Objective » Find and copy each line of the records where the string "your" shows up.
>> Begin Records to process
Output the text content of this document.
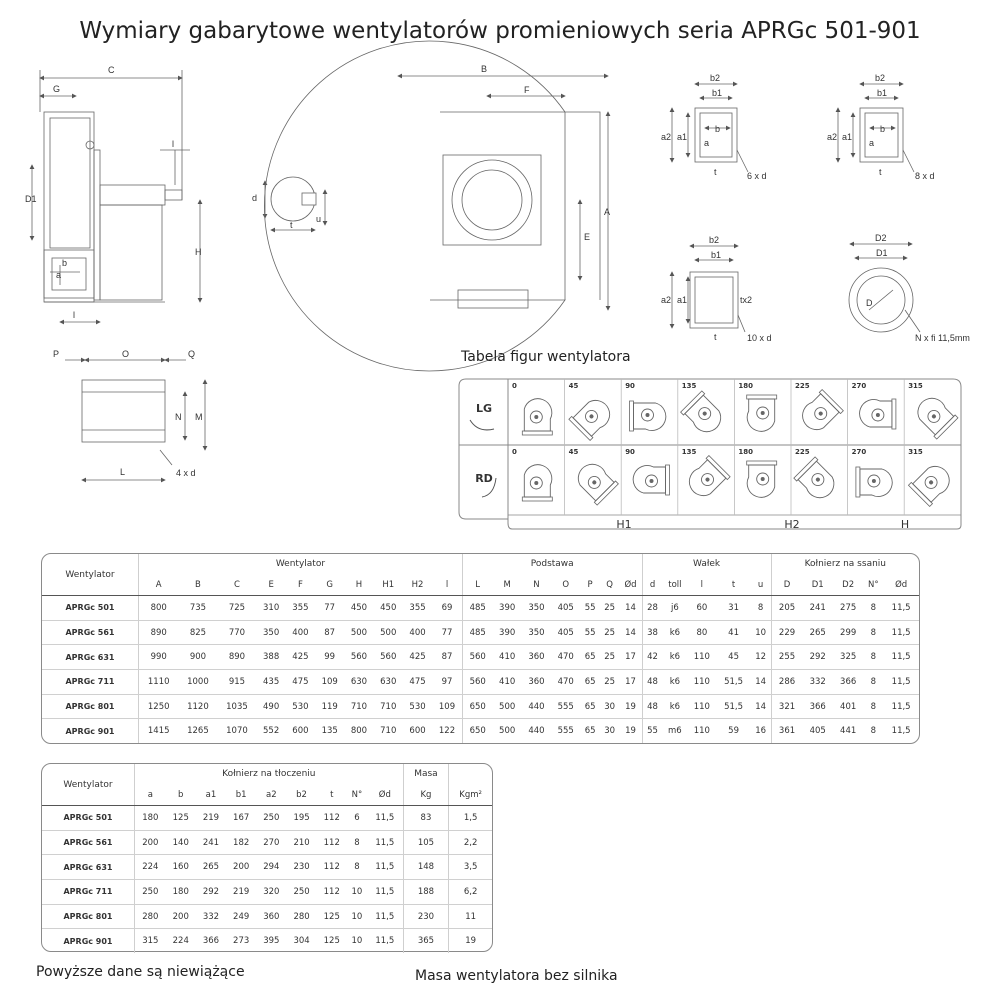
Wymiary gabarytowe wentylatorów promieniowych seria APRGc 501-901
C
G
D1
l
H
b
a
l
d
t
u
B
F
A
E
P	O	Q
N M
L	4 x d
b2
b1
a2 a1
b
a
t	6 x d
b2
b1
a2 a1
b
a
t	8 x d
b2
b1
a2 a1	tx2
t	10 x d
D2
D1
D
N x fi 11,5mm
Tabela figur wentylatora
0	45	90	135	180	225	270	315
0	45	90	135	180	225	270	315
LG
RD
H1	H2	H
Wentylator	Wentylator										Podstawa							Wałek					Kołnierz na ssaniu				
	A	B	C	E	F	G	H	H1	H2	l	L	M	N	O	P	Q	Ød	d	toll	l	t	u	D	D1	D2	N°	Ød
APRGc 501	800	735	725	310	355	77	450	450	355	69	485	390	350	405	55	25	14	28	j6	60	31	8	205	241	275	8	11,5
APRGc 561	890	825	770	350	400	87	500	500	400	77	485	390	350	405	55	25	14	38	k6	80	41	10	229	265	299	8	11,5
APRGc 631	990	900	890	388	425	99	560	560	425	87	560	410	360	470	65	25	17	42	k6	110	45	12	255	292	325	8	11,5
APRGc 711	1110	1000	915	435	475	109	630	630	475	97	560	410	360	470	65	25	17	48	k6	110	51,5	14	286	332	366	8	11,5
APRGc 801	1250	1120	1035	490	530	119	710	710	530	109	650	500	440	555	65	30	19	48	k6	110	51,5	14	321	366	401	8	11,5
APRGc 901	1415	1265	1070	552	600	135	800	710	600	122	650	500	440	555	65	30	19	55	m6	110	59	16	361	405	441	8	11,5
Wentylator	Kołnierz na tłoczeniu									Masa	
	a	b	a1	b1	a2	b2	t	N°	Ød	Kg	Kgm²
APRGc 501	180	125	219	167	250	195	112	6	11,5	83	1,5
APRGc 561	200	140	241	182	270	210	112	8	11,5	105	2,2
APRGc 631	224	160	265	200	294	230	112	8	11,5	148	3,5
APRGc 711	250	180	292	219	320	250	112	10	11,5	188	6,2
APRGc 801	280	200	332	249	360	280	125	10	11,5	230	11
APRGc 901	315	224	366	273	395	304	125	10	11,5	365	19
Powyższe dane są niewiążące	Masa wentylatora bez silnika
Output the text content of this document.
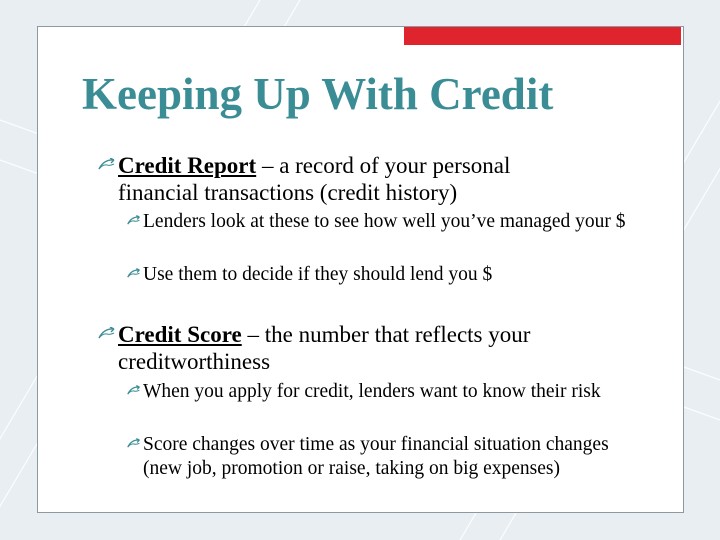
Keeping Up With Credit
Credit Report – a record of your personal financial transactions (credit history)
Lenders look at these to see how well you’ve managed your $
Use them to decide if they should lend you $
Credit Score – the number that reflects your creditworthiness
When you apply for credit, lenders want to know their risk
Score changes over time as your financial situation changes (new job, promotion or raise, taking on big expenses)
>> End Records to process
The completed task »
Credit Report – a record of your personal financial transactions (credit history)
Lenders look at these to see how well you’ve managed your $
Credit Score – the number that reflects your creditworthiness
Score changes over time as your financial situation changes (new job, promotion or raise, taking on big expenses)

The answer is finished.